Locate the word "оставшимся" in the material, then show every line that holds it.

──────── DATA SHOWN

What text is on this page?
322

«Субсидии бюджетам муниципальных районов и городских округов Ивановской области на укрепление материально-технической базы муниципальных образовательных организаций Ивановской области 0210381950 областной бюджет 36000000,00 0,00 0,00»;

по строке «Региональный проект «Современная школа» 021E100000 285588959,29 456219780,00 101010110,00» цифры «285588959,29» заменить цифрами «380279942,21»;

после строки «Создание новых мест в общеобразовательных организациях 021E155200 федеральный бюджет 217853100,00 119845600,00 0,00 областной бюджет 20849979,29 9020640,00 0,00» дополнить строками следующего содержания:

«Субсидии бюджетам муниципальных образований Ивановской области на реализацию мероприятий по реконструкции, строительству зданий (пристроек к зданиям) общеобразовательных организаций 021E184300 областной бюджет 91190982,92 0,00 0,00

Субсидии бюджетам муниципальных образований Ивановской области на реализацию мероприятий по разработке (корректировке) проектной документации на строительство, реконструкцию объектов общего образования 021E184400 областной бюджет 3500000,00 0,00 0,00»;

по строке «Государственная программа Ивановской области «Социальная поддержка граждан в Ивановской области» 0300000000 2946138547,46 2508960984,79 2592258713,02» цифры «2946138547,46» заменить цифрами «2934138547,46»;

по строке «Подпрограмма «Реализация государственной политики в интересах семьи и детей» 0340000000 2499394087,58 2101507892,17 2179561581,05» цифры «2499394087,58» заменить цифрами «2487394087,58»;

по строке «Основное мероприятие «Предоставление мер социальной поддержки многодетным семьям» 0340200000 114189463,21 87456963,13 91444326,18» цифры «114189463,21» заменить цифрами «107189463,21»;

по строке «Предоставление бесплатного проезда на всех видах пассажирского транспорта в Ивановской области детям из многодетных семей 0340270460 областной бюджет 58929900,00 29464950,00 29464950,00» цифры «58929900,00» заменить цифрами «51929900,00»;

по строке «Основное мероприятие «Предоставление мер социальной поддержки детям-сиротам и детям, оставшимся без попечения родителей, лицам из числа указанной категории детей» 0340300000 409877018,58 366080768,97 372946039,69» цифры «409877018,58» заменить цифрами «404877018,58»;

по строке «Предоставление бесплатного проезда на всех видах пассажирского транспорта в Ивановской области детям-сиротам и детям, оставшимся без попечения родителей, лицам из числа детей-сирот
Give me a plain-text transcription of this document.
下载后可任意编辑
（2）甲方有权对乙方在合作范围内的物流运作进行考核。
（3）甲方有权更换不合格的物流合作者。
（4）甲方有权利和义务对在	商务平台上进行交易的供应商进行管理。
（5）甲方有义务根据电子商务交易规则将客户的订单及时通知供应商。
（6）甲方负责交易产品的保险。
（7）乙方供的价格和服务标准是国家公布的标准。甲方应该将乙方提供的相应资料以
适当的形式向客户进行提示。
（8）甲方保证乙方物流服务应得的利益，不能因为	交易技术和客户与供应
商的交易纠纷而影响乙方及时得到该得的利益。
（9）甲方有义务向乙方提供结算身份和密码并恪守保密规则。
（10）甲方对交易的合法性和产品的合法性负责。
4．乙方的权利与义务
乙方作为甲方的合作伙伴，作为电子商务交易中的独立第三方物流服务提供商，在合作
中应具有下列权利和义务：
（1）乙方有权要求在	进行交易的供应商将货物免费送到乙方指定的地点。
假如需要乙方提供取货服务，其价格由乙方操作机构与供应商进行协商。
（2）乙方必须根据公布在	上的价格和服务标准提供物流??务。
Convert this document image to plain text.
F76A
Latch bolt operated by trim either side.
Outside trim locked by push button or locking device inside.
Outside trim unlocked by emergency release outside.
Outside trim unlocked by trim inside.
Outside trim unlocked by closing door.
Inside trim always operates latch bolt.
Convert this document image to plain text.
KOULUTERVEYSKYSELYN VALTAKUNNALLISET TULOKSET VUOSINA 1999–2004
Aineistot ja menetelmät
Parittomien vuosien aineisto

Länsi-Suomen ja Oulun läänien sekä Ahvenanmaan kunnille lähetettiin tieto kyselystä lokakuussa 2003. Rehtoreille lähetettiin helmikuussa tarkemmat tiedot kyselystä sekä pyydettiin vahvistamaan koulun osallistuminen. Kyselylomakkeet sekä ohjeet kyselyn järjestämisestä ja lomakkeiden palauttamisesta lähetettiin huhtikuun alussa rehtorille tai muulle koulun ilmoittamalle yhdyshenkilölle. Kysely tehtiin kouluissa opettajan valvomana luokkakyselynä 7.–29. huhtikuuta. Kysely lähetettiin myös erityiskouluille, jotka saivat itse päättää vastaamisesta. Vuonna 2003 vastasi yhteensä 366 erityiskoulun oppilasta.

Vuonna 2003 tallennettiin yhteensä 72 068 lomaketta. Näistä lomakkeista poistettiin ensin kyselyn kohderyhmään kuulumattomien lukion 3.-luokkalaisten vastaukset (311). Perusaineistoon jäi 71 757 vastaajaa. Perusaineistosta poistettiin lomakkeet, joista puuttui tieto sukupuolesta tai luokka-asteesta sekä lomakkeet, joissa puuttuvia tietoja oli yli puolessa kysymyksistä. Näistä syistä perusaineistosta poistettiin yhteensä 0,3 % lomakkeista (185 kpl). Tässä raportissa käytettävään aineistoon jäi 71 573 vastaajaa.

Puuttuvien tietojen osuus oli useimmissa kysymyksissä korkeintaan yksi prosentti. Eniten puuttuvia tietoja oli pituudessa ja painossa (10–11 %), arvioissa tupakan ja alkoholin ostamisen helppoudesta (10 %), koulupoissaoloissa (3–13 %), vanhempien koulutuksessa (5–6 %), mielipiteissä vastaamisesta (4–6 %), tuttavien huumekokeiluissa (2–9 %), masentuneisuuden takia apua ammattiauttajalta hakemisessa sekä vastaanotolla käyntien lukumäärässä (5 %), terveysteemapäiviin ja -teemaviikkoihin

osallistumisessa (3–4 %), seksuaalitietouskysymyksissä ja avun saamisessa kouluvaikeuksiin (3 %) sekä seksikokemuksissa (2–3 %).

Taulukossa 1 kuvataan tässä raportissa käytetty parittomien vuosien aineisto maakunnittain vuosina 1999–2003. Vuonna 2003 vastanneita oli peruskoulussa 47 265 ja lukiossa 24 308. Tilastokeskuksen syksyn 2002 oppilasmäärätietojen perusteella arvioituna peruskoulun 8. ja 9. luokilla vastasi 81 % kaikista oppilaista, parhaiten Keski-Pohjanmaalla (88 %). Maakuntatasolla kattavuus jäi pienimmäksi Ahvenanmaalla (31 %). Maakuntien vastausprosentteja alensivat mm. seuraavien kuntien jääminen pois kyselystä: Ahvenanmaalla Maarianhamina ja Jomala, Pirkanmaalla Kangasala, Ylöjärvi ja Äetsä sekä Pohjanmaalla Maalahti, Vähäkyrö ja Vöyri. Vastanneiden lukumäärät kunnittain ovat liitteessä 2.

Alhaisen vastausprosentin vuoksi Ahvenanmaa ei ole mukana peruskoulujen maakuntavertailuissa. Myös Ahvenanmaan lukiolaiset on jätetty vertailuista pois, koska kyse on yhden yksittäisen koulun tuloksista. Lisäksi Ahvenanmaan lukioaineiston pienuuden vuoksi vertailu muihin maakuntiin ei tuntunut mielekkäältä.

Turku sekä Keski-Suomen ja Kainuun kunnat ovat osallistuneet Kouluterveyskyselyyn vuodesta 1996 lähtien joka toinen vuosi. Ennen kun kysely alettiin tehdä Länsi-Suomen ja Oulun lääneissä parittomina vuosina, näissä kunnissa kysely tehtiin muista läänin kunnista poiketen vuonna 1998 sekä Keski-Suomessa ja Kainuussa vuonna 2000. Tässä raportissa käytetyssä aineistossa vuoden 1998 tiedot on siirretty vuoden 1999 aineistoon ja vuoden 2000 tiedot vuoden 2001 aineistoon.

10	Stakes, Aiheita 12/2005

────────────────

> ANSWER TO THIS EXERCISE:
по строке «Основное мероприятие «Предоставление мер социальной поддержки детям-сиротам и детям, оставшимся без попечения родителей, лицам из числа указанной категории детей» 0340300000 409877018,58 366080768,97 372946039,69» цифры «409877018,58» заменить цифрами «404877018,58»;
по строке «Предоставление бесплатного проезда на всех видах пассажирского транспорта в Ивановской области детям-сиротам и детям, оставшимся без попечения родителей, лицам из числа детей-сирот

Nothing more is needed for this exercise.